Task instructions
Please continue the excerpt about putting a WordPress site on AWS behind CloudFront, picking up right after its final sentence.

Selected excerpt
To keep my costs down, I’m really relying on some of the smallest hardware that AWS provides. When I made the call to switch, I figured it would be awhile before I outgrew my current setup, but as a result of a doubled-down focus on creating more blog content, my monthly traffic has increased a little more than 3X in the last year.
While this is a great thing all around, it also provides some pretty significant challenges given my desire to focus my development time and efforts on things other than this site. I would say I live in pretty constant fear of my server going down, which it tends to do at least once every two weeks or so. Luckily, Jetpack lets me know, I restart Apache, and things return to normal until Apache processes spawn out of control again.
You can even see some of these craters in my traffic where I may have taken a little while to get everything running again.
Obviously, this is an issue for anyone claiming to be a web developer. I know there are likely a lot of things I could do to performance tune Apache to handle this, or I could switch wholesale to something like NGINX, but I figured since it is 2018 at the time of writing this post, my stuff should really be in a CDN of some kind.
So, to partly solve my server issues and add another AWS tool to my tool belt, this post will be a step-by-step guide to setting up a CloudFront distribution for my WordPress site.
So, before we start changing stuff, it worth taking a quick overview of what we have now and what we will change as we add in CloudFront.
All of the DNS management for this domain is done using Route 53, so the DNS talks directly to an application server hosted on a Linux EC2 instance running WordPress. The MySQL database is decoupled from the server using the RDS service. Pretty standard LAMP stack.

Material provided
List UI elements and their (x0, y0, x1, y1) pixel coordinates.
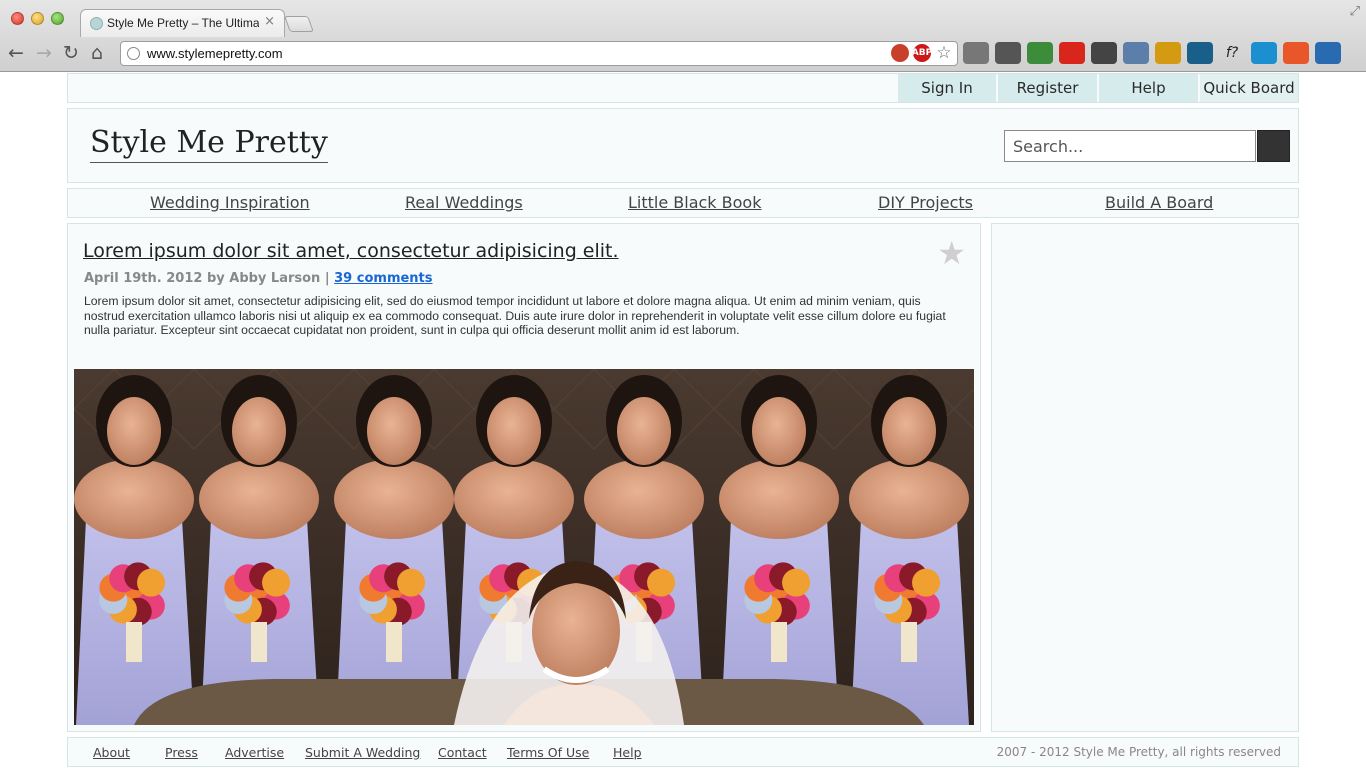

Answer to the task
In the new configuration, we’ll place a CloudFront distribution in between the DNS and the application server. All requests for content from the DNS will hit the CloudFront CDN first and serve a copy of that content until it needs to pull content from the application server as it becomes new or something has changed.
Since most of my content changes little after publication, aside from the occasional comment, this should greatly reduce the amount of load my server experiences at any one time. In theory, this will also offer the base for some pretty significant performance gains down the road. Since there are CloudFront caches around the world, my readers will always get the closest copy of the content.
So, let’s get started.
First, we’ll need to create a distribution in CloudFront. Basically, we can consider a distribution as a bundle of files pulled from our server, or our origin, that are stored in edge locations around the world.
After navigating to the CloudFront service menu in the AWS console, we’ll go ahead and create a distribution.
From here, we’ll need to decide between the two types of possible distributions: Web and RTMP. Since we’re serving a website site, Web will be our natural choice here:
Once we’ve selected the type of distribution, we’ll need to tell the distribution where our origin is and how to configure some additional basic settings. While configuring the distribution, we can define how the cache will behave at a default level, but we can and will come back later to override this default behavior at specific paths.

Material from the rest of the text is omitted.